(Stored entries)
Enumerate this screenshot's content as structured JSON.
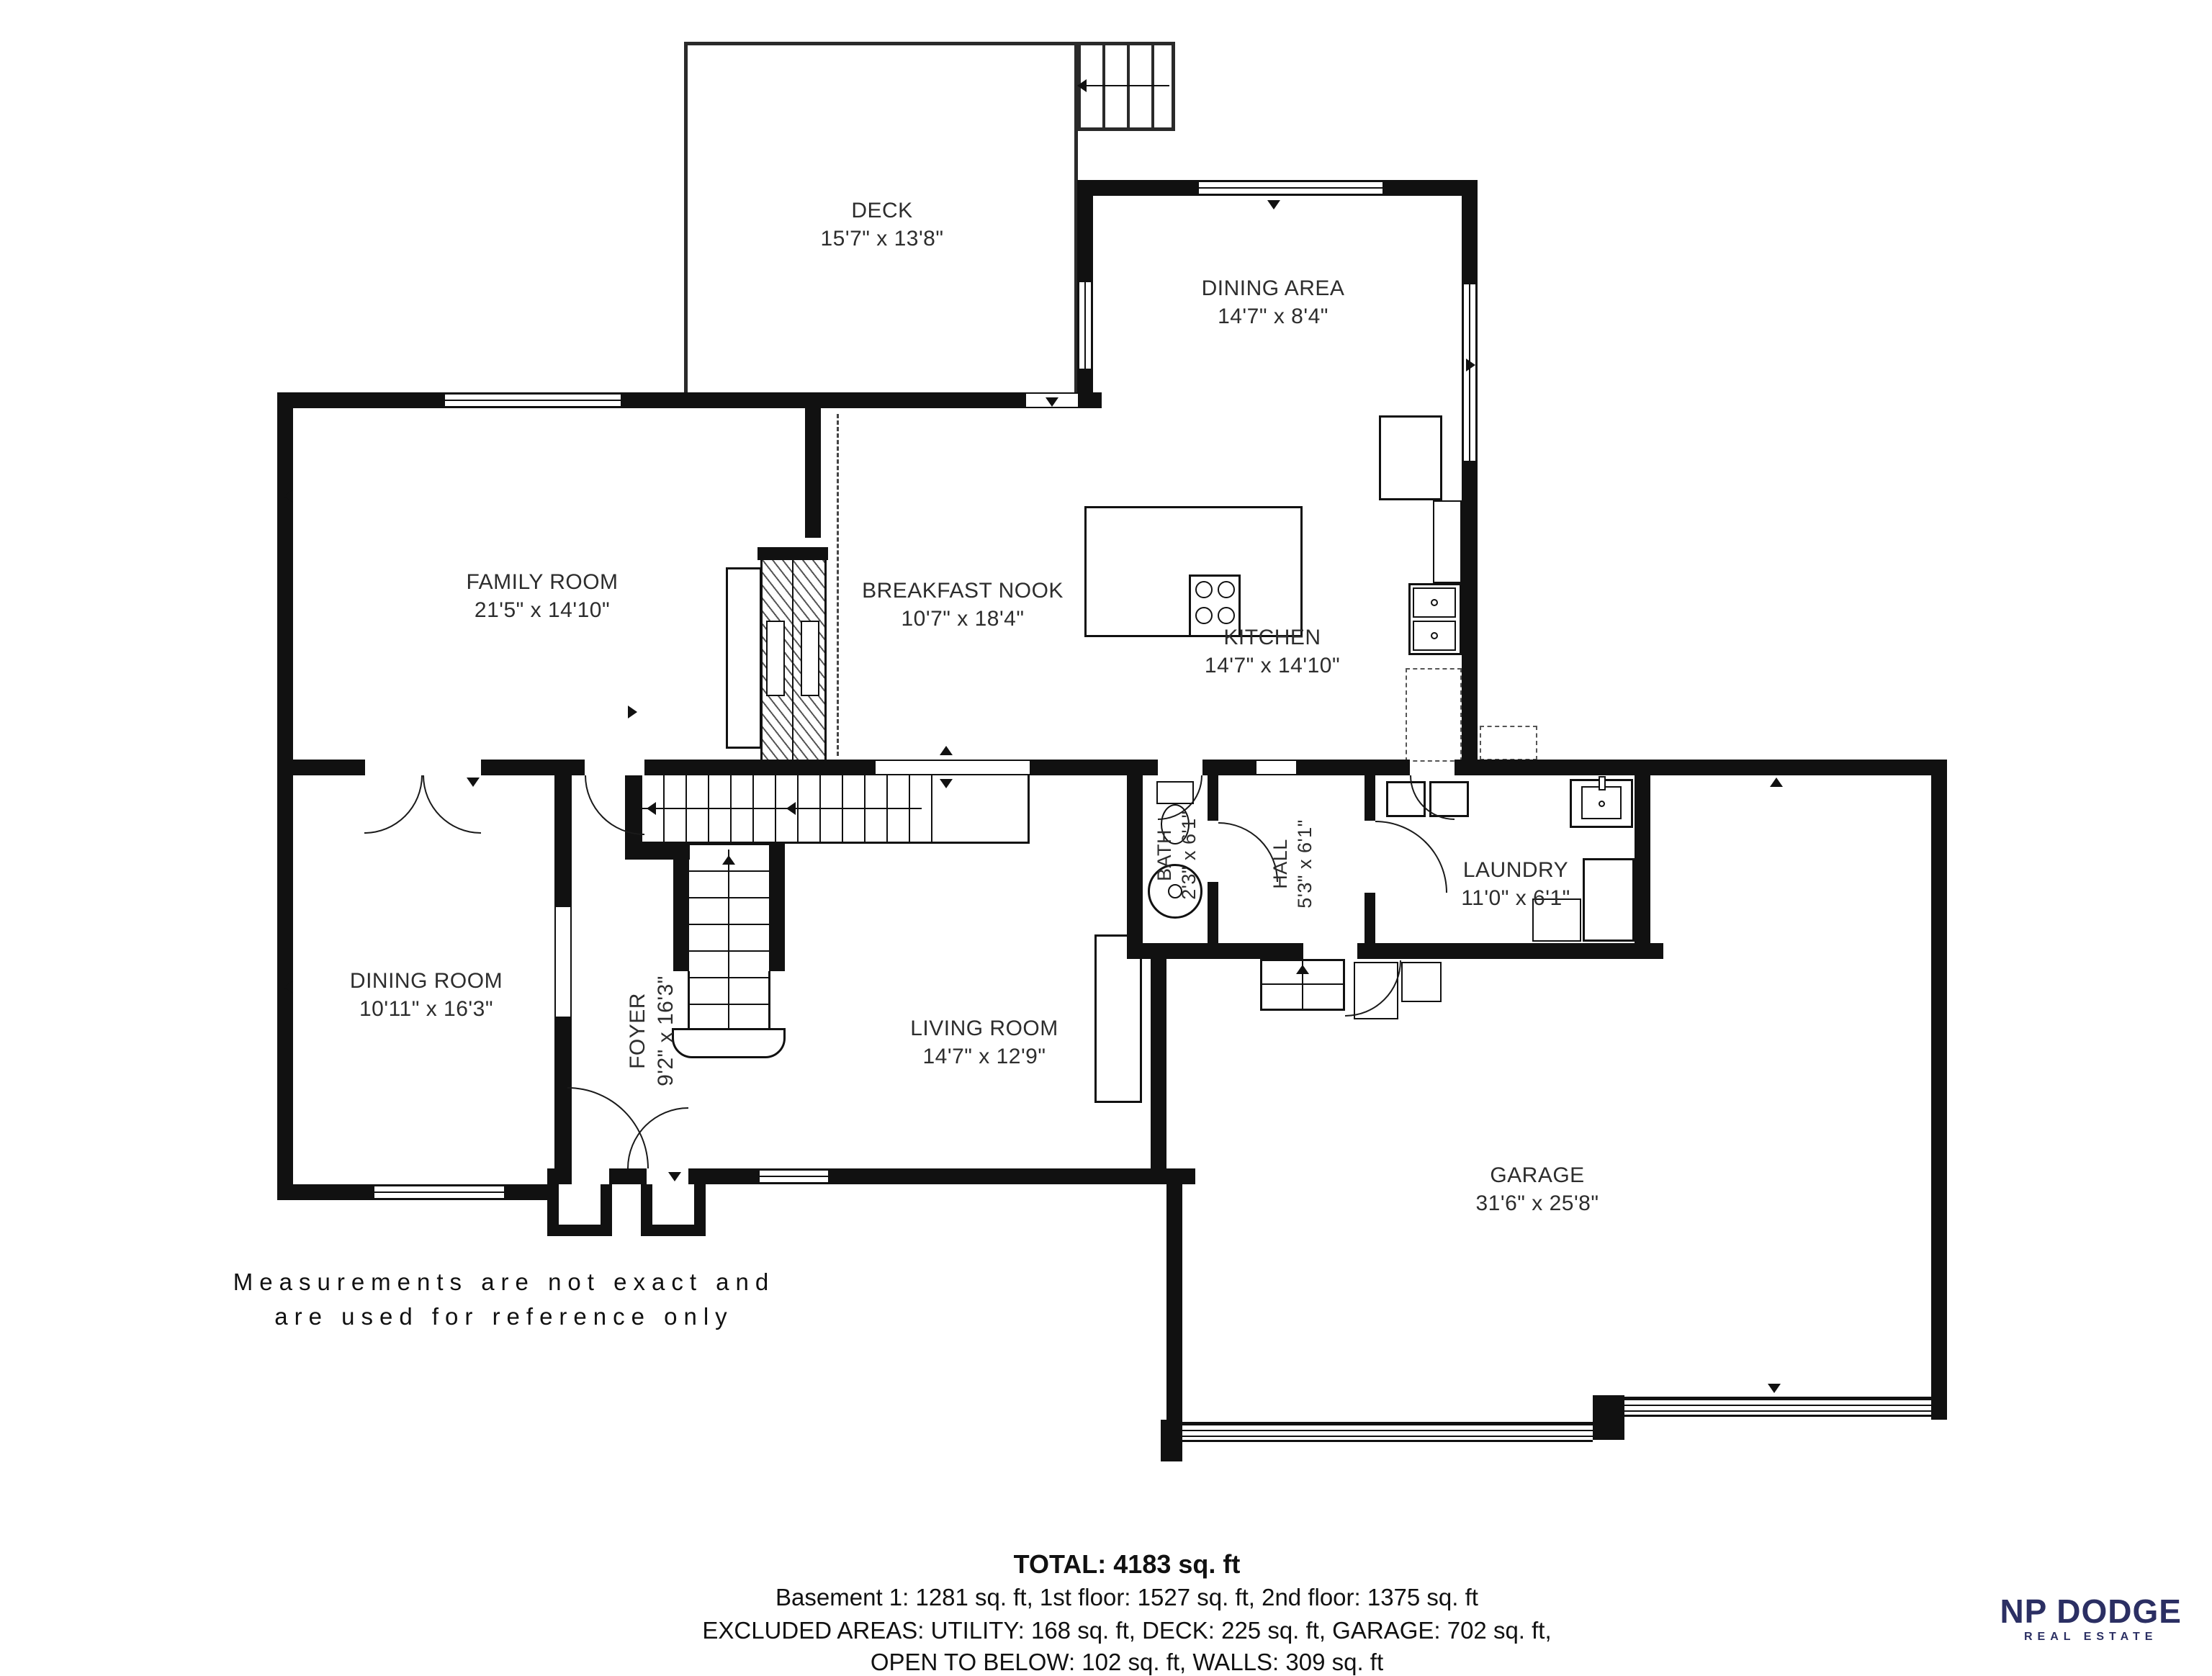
{
  "note": {
    "line1": "Measurements are not exact and",
    "line2": "are used for reference only"
  },
  "rooms": {
    "deck": {
      "name": "DECK",
      "dims": "15'7\" x 13'8\""
    },
    "dining_area": {
      "name": "DINING AREA",
      "dims": "14'7\" x 8'4\""
    },
    "family_room": {
      "name": "FAMILY ROOM",
      "dims": "21'5\" x 14'10\""
    },
    "breakfast_nook": {
      "name": "BREAKFAST NOOK",
      "dims": "10'7\" x 18'4\""
    },
    "kitchen": {
      "name": "KITCHEN",
      "dims": "14'7\" x 14'10\""
    },
    "dining_room": {
      "name": "DINING ROOM",
      "dims": "10'11\" x 16'3\""
    },
    "foyer": {
      "name": "FOYER",
      "dims": "9'2\" x 16'3\""
    },
    "living_room": {
      "name": "LIVING ROOM",
      "dims": "14'7\" x 12'9\""
    },
    "bath": {
      "name": "BATH",
      "dims": "2'3\" x 6'1\""
    },
    "hall": {
      "name": "HALL",
      "dims": "5'3\" x 6'1\""
    },
    "laundry": {
      "name": "LAUNDRY",
      "dims": "11'0\" x 6'1\""
    },
    "garage": {
      "name": "GARAGE",
      "dims": "31'6\" x 25'8\""
    }
  },
  "summary": {
    "total": "TOTAL: 4183 sq. ft",
    "floors": "Basement 1: 1281 sq. ft, 1st floor: 1527 sq. ft, 2nd floor: 1375 sq. ft",
    "excluded1": "EXCLUDED AREAS: UTILITY: 168 sq. ft, DECK: 225 sq. ft, GARAGE: 702 sq. ft,",
    "excluded2": "OPEN TO BELOW: 102 sq. ft, WALLS: 309 sq. ft"
  },
  "brand": {
    "name": "NP DODGE",
    "tagline": "REAL ESTATE",
    "color": "#2b2f63"
  }
}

- **WORK INSTRUCTIONS**: Go through the entries above and output them exactly, without pictures.

- **SOLUTION TO THIS PROBLEM**:
Enumerate this screenshot's content as structured JSON.
{
  "note": {
    "line1": "Measurements are not exact and",
    "line2": "are used for reference only"
  },
  "rooms": {
    "deck": {
      "name": "DECK",
      "dims": "15'7\" x 13'8\""
    },
    "dining_area": {
      "name": "DINING AREA",
      "dims": "14'7\" x 8'4\""
    },
    "family_room": {
      "name": "FAMILY ROOM",
      "dims": "21'5\" x 14'10\""
    },
    "breakfast_nook": {
      "name": "BREAKFAST NOOK",
      "dims": "10'7\" x 18'4\""
    },
    "kitchen": {
      "name": "KITCHEN",
      "dims": "14'7\" x 14'10\""
    },
    "dining_room": {
      "name": "DINING ROOM",
      "dims": "10'11\" x 16'3\""
    },
    "foyer": {
      "name": "FOYER",
      "dims": "9'2\" x 16'3\""
    },
    "living_room": {
      "name": "LIVING ROOM",
      "dims": "14'7\" x 12'9\""
    },
    "bath": {
      "name": "BATH",
      "dims": "2'3\" x 6'1\""
    },
    "hall": {
      "name": "HALL",
      "dims": "5'3\" x 6'1\""
    },
    "laundry": {
      "name": "LAUNDRY",
      "dims": "11'0\" x 6'1\""
    },
    "garage": {
      "name": "GARAGE",
      "dims": "31'6\" x 25'8\""
    }
  },
  "summary": {
    "total": "TOTAL: 4183 sq. ft",
    "floors": "Basement 1: 1281 sq. ft, 1st floor: 1527 sq. ft, 2nd floor: 1375 sq. ft",
    "excluded1": "EXCLUDED AREAS: UTILITY: 168 sq. ft, DECK: 225 sq. ft, GARAGE: 702 sq. ft,",
    "excluded2": "OPEN TO BELOW: 102 sq. ft, WALLS: 309 sq. ft"
  },
  "brand": {
    "name": "NP DODGE",
    "tagline": "REAL ESTATE",
    "color": "#2b2f63"
  }
}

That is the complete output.